Stored records
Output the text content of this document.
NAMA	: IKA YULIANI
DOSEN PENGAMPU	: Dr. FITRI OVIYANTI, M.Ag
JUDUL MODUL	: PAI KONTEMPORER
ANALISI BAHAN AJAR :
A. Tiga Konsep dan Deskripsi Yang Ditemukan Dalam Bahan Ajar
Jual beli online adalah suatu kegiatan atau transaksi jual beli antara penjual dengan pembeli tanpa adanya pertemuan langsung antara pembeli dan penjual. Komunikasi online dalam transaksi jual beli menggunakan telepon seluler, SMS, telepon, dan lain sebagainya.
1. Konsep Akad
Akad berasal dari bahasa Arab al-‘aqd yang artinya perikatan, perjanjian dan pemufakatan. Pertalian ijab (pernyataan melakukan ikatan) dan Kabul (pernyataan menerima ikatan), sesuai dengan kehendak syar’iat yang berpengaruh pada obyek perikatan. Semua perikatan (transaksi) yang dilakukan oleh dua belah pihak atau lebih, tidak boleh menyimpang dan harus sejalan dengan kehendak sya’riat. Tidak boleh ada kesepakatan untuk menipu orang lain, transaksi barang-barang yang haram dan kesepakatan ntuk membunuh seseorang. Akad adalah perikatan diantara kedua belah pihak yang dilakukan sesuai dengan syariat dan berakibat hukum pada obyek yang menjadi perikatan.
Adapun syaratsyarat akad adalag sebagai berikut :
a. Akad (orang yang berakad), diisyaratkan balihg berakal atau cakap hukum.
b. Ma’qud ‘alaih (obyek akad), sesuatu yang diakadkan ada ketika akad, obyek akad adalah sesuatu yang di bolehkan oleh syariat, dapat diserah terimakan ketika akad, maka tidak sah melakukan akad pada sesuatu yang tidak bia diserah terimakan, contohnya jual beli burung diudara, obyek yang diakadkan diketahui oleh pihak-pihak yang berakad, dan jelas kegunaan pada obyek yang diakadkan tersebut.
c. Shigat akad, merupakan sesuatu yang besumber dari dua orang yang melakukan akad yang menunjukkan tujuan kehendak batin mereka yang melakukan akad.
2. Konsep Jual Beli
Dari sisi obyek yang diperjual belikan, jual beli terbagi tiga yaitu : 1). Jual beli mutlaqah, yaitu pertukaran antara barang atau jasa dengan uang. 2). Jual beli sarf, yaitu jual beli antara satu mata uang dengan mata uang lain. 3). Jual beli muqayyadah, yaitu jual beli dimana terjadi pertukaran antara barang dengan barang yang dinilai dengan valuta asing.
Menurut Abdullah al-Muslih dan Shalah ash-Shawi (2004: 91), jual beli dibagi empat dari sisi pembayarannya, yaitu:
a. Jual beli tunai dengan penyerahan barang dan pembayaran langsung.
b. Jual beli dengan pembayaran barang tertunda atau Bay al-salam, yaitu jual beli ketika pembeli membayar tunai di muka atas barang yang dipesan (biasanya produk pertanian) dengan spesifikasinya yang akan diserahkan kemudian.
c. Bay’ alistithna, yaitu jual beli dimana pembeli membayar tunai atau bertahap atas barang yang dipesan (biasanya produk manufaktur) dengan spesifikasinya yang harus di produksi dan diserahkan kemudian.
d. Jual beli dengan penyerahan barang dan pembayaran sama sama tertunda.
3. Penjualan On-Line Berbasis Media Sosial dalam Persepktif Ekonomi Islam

> _EXERCISE_
Locate the word "spesifikasinya" in the records above, and return each line that has it.

> _RESPONSE BELOW_
b. Jual beli dengan pembayaran barang tertunda atau Bay al-salam, yaitu jual beli ketika pembeli membayar tunai di muka atas barang yang dipesan (biasanya produk pertanian) dengan spesifikasinya yang akan diserahkan kemudian.
c. Bay’ alistithna, yaitu jual beli dimana pembeli membayar tunai atau bertahap atas barang yang dipesan (biasanya produk manufaktur) dengan spesifikasinya yang harus di produksi dan diserahkan kemudian.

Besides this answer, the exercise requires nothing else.